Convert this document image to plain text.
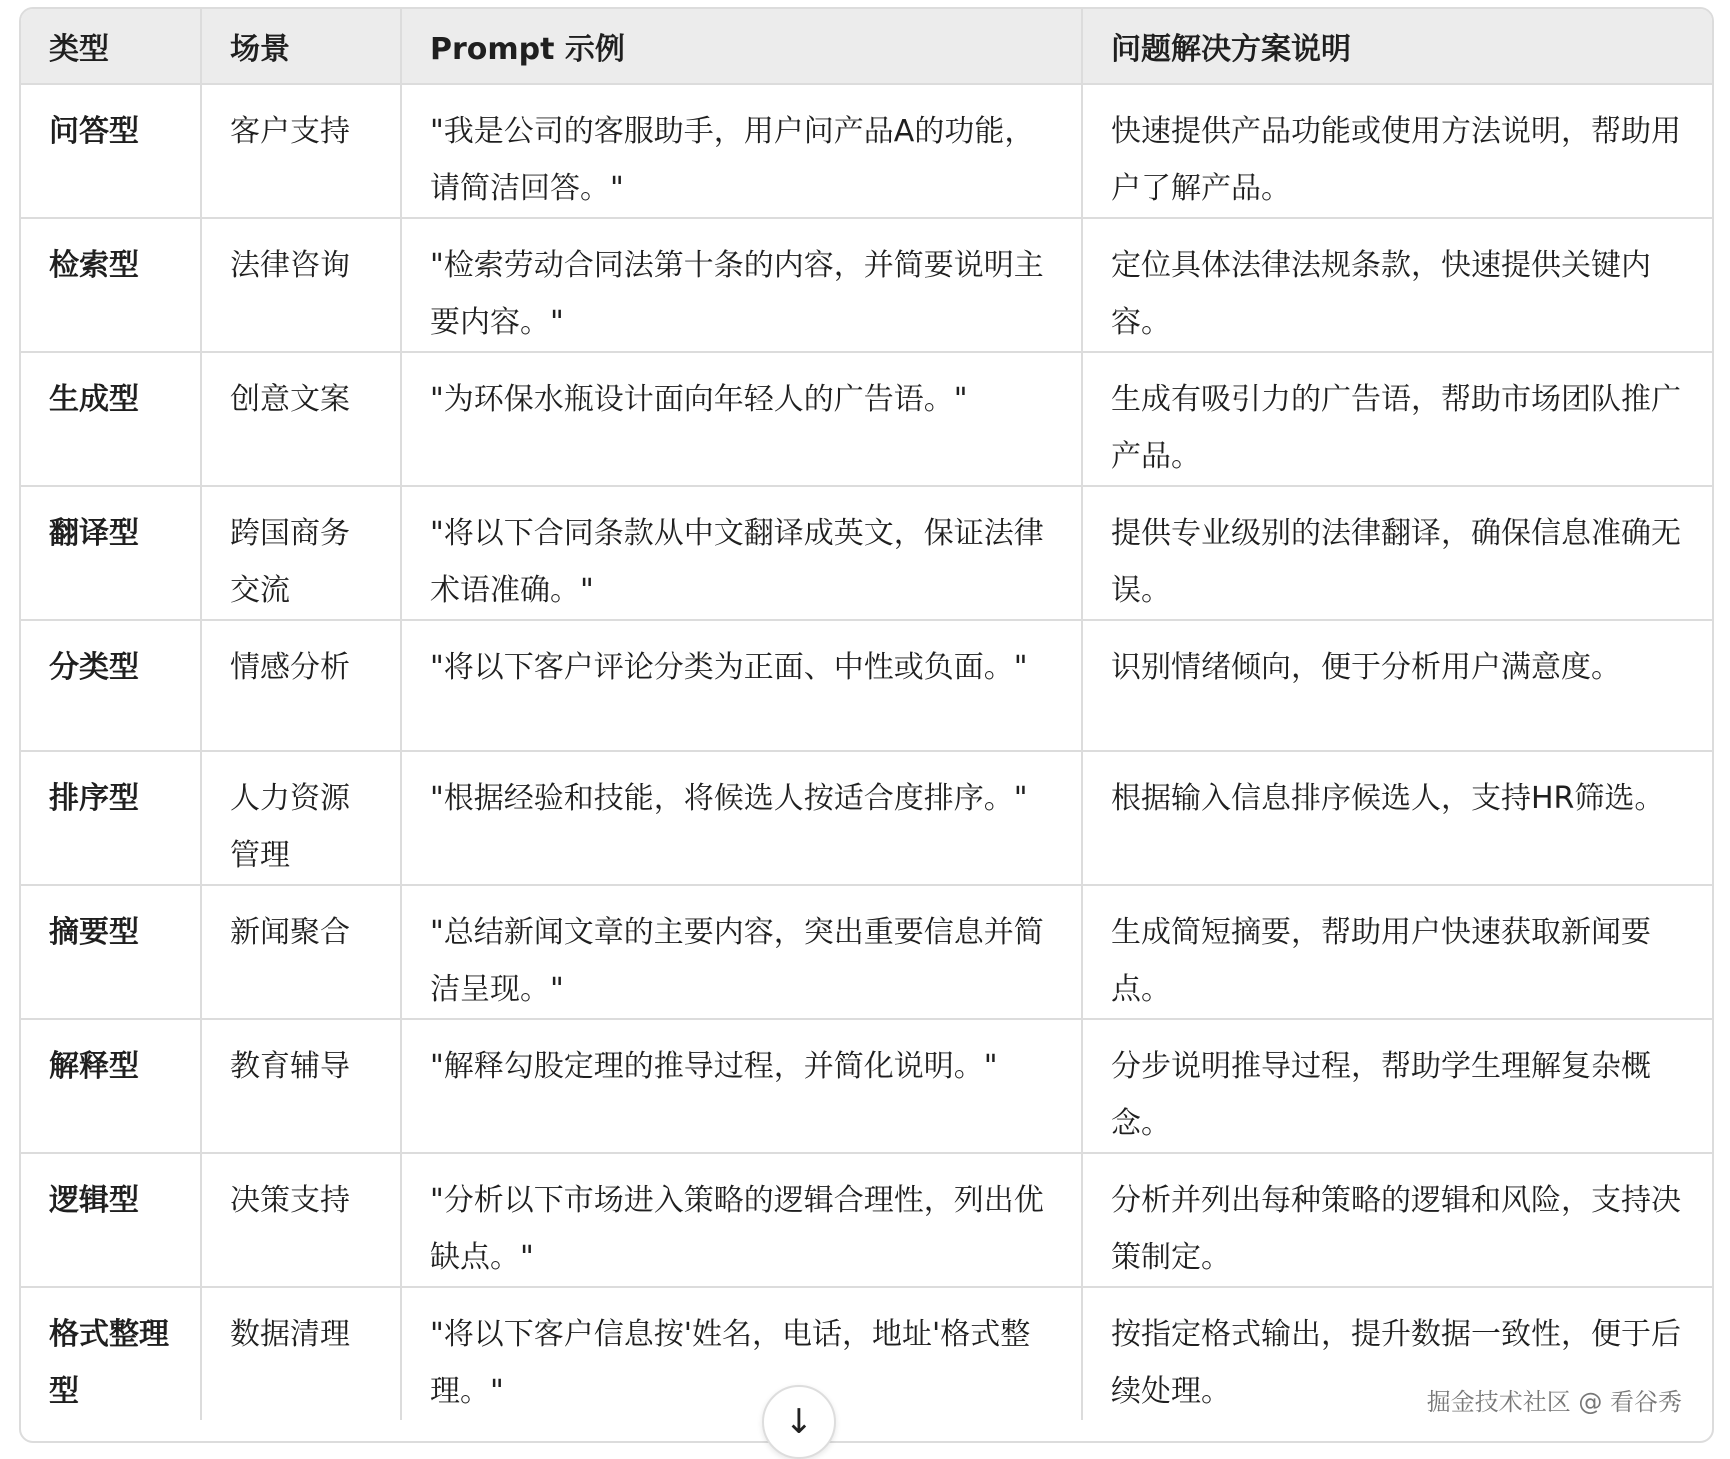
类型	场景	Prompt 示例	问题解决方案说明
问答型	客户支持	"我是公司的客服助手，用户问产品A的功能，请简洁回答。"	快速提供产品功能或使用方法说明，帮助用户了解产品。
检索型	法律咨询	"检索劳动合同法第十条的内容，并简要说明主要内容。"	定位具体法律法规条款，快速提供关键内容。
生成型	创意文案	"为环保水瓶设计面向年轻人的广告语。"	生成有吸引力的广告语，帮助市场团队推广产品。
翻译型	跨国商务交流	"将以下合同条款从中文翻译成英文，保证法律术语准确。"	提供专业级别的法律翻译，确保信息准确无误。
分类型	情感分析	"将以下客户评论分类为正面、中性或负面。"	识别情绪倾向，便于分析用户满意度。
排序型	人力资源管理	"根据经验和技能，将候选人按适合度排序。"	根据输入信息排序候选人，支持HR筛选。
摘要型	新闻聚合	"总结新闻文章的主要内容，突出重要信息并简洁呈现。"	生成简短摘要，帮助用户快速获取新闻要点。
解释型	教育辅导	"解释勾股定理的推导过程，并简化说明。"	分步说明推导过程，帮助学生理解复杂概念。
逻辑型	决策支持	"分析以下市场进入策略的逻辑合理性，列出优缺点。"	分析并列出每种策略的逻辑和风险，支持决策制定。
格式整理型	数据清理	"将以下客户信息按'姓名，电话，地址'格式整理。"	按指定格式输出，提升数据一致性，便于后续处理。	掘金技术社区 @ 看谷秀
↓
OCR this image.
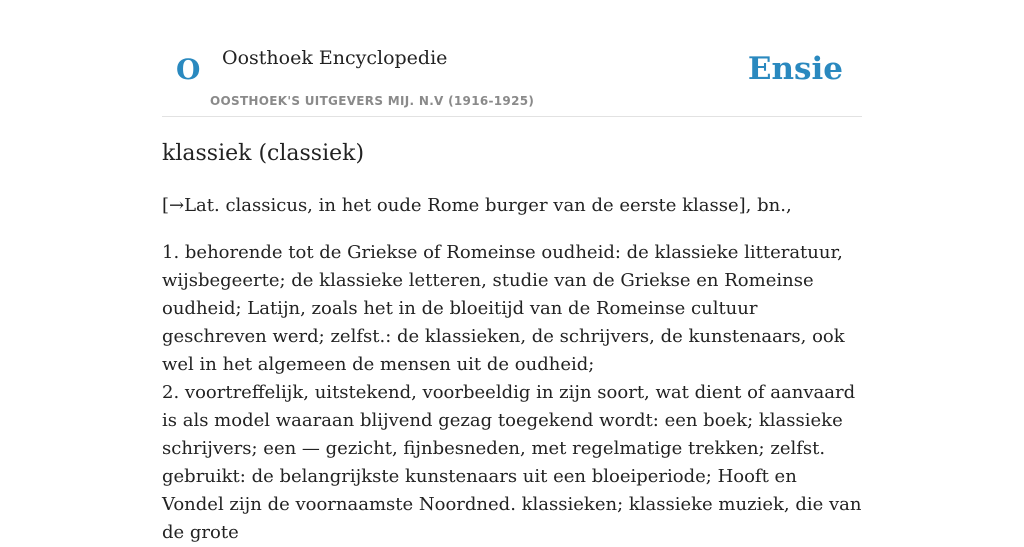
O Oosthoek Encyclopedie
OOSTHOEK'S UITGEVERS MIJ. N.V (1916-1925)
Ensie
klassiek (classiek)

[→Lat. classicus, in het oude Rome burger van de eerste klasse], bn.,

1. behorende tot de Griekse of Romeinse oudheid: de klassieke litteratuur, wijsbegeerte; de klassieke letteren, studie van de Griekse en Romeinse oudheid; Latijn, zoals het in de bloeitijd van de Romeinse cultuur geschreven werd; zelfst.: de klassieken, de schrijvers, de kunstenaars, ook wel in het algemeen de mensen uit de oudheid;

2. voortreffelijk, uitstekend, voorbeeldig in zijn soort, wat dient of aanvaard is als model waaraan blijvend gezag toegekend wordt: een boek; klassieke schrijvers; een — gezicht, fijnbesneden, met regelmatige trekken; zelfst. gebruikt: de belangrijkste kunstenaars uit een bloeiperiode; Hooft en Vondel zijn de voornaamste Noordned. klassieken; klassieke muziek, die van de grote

------------

- [What you need to do]:
Return all of the data exactly as written, and drop the pictures.

- [Exercise solution]:
Convert this document image to plain text.
类型	场景	Prompt 示例	问题解决方案说明
问答型	客户支持	"我是公司的客服助手，用户问产品A的功能，请简洁回答。"	快速提供产品功能或使用方法说明，帮助用户了解产品。
检索型	法律咨询	"检索劳动合同法第十条的内容，并简要说明主要内容。"	定位具体法律法规条款，快速提供关键内容。
生成型	创意文案	"为环保水瓶设计面向年轻人的广告语。"	生成有吸引力的广告语，帮助市场团队推广产品。
翻译型	跨国商务交流	"将以下合同条款从中文翻译成英文，保证法律术语准确。"	提供专业级别的法律翻译，确保信息准确无误。
分类型	情感分析	"将以下客户评论分类为正面、中性或负面。"	识别情绪倾向，便于分析用户满意度。
排序型	人力资源管理	"根据经验和技能，将候选人按适合度排序。"	根据输入信息排序候选人，支持HR筛选。
摘要型	新闻聚合	"总结新闻文章的主要内容，突出重要信息并简洁呈现。"	生成简短摘要，帮助用户快速获取新闻要点。
解释型	教育辅导	"解释勾股定理的推导过程，并简化说明。"	分步说明推导过程，帮助学生理解复杂概念。
逻辑型	决策支持	"分析以下市场进入策略的逻辑合理性，列出优缺点。"	分析并列出每种策略的逻辑和风险，支持决策制定。
格式整理型	数据清理	"将以下客户信息按'姓名，电话，地址'格式整理。"	按指定格式输出，提升数据一致性，便于后续处理。	掘金技术社区 @ 看谷秀
↓
OCR this image.
O Oosthoek Encyclopedie
OOSTHOEK'S UITGEVERS MIJ. N.V (1916-1925)
Ensie
klassiek (classiek)

[→Lat. classicus, in het oude Rome burger van de eerste klasse], bn.,

1. behorende tot de Griekse of Romeinse oudheid: de klassieke litteratuur, wijsbegeerte; de klassieke letteren, studie van de Griekse en Romeinse oudheid; Latijn, zoals het in de bloeitijd van de Romeinse cultuur geschreven werd; zelfst.: de klassieken, de schrijvers, de kunstenaars, ook wel in het algemeen de mensen uit de oudheid;

2. voortreffelijk, uitstekend, voorbeeldig in zijn soort, wat dient of aanvaard is als model waaraan blijvend gezag toegekend wordt: een boek; klassieke schrijvers; een — gezicht, fijnbesneden, met regelmatige trekken; zelfst. gebruikt: de belangrijkste kunstenaars uit een bloeiperiode; Hooft en Vondel zijn de voornaamste Noordned. klassieken; klassieke muziek, die van de grote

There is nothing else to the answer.